DIRECTIONS
Below is a block of records. Copy every line in it that contains the word "when".

Saved data entries
——

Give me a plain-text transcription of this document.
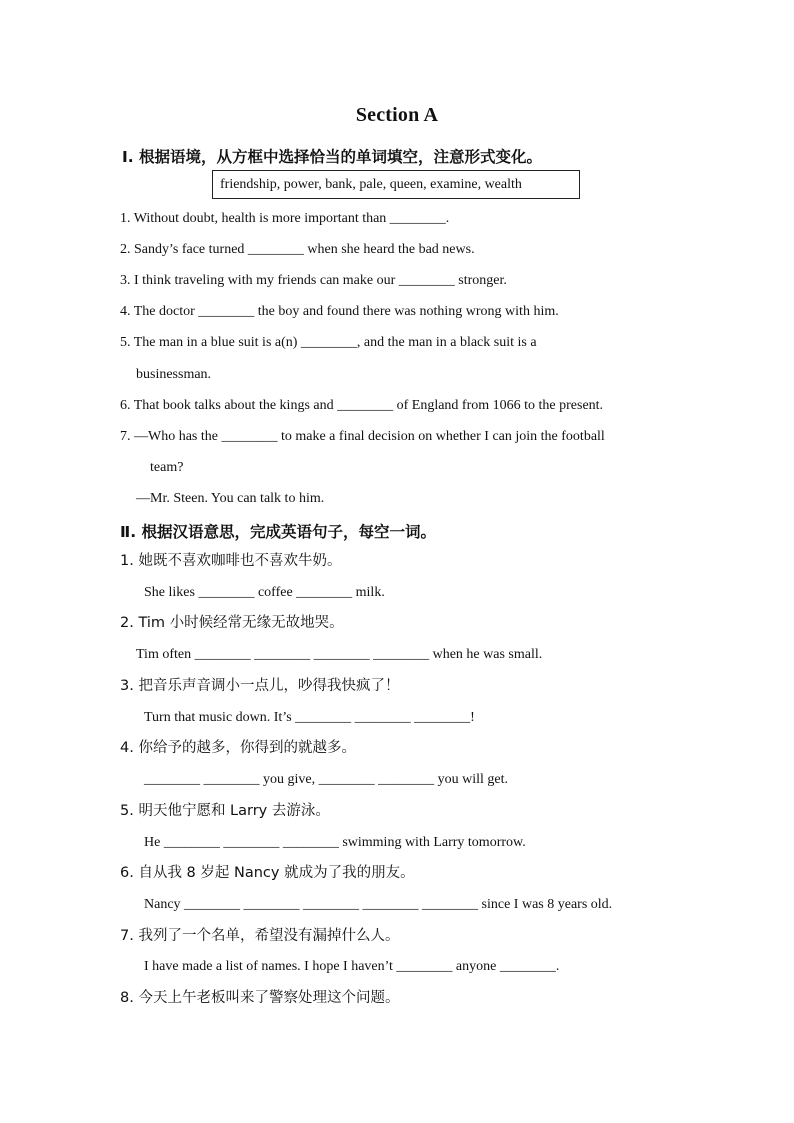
Section A
Ⅰ. 根据语境，从方框中选择恰当的单词填空，注意形式变化。
friendship, power, bank, pale, queen, examine, wealth
1. Without doubt, health is more important than ________.
2. Sandy’s face turned ________ when she heard the bad news.
3. I think traveling with my friends can make our ________ stronger.
4. The doctor ________ the boy and found there was nothing wrong with him.
5. The man in a blue suit is a(n) ________, and the man in a black suit is a
businessman.
6. That book talks about the kings and ________ of England from 1066 to the present.
7. —Who has the ________ to make a final decision on whether I can join the football
team?
—Mr. Steen. You can talk to him.
Ⅱ. 根据汉语意思，完成英语句子，每空一词。
1. 她既不喜欢咖啡也不喜欢牛奶。
She likes ________ coffee ________ milk.
2. Tim 小时候经常无缘无故地哭。
Tim often ________ ________ ________ ________ when he was small.
3. 把音乐声音调小一点儿，吵得我快疯了！
Turn that music down. It’s ________ ________ ________!
4. 你给予的越多，你得到的就越多。
________ ________ you give, ________ ________ you will get.
5. 明天他宁愿和 Larry 去游泳。
He ________ ________ ________ swimming with Larry tomorrow.
6. 自从我 8 岁起 Nancy 就成为了我的朋友。
Nancy ________ ________ ________ ________ ________ since I was 8 years old.
7. 我列了一个名单，希望没有漏掉什么人。
I have made a list of names. I hope I haven’t ________ anyone ________.
8. 今天上午老板叫来了警察处理这个问题。
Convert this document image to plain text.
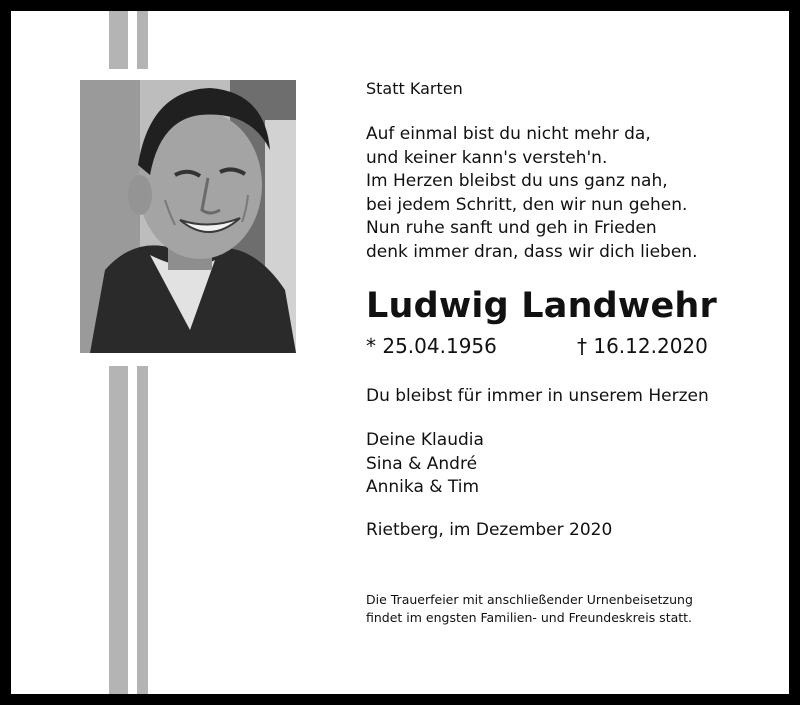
Statt Karten

Auf einmal bist du nicht mehr da,

und keiner kann's versteh'n.

Im Herzen bleibst du uns ganz nah,

bei jedem Schritt, den wir nun gehen.

Nun ruhe sanft und geh in Frieden

denk immer dran, dass wir dich lieben.

Ludwig Landwehr

* 25.04.1956	† 16.12.2020

Du bleibst für immer in unserem Herzen

Deine Klaudia

Sina & André

Annika & Tim

Rietberg, im Dezember 2020

Die Trauerfeier mit anschließender Urnenbeisetzung

findet im engsten Familien- und Freundeskreis statt.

——

COMPLETE ANSWER
2. Sandy’s face turned ________ when she heard the bad news.
Tim often ________ ________ ________ ________ when he was small.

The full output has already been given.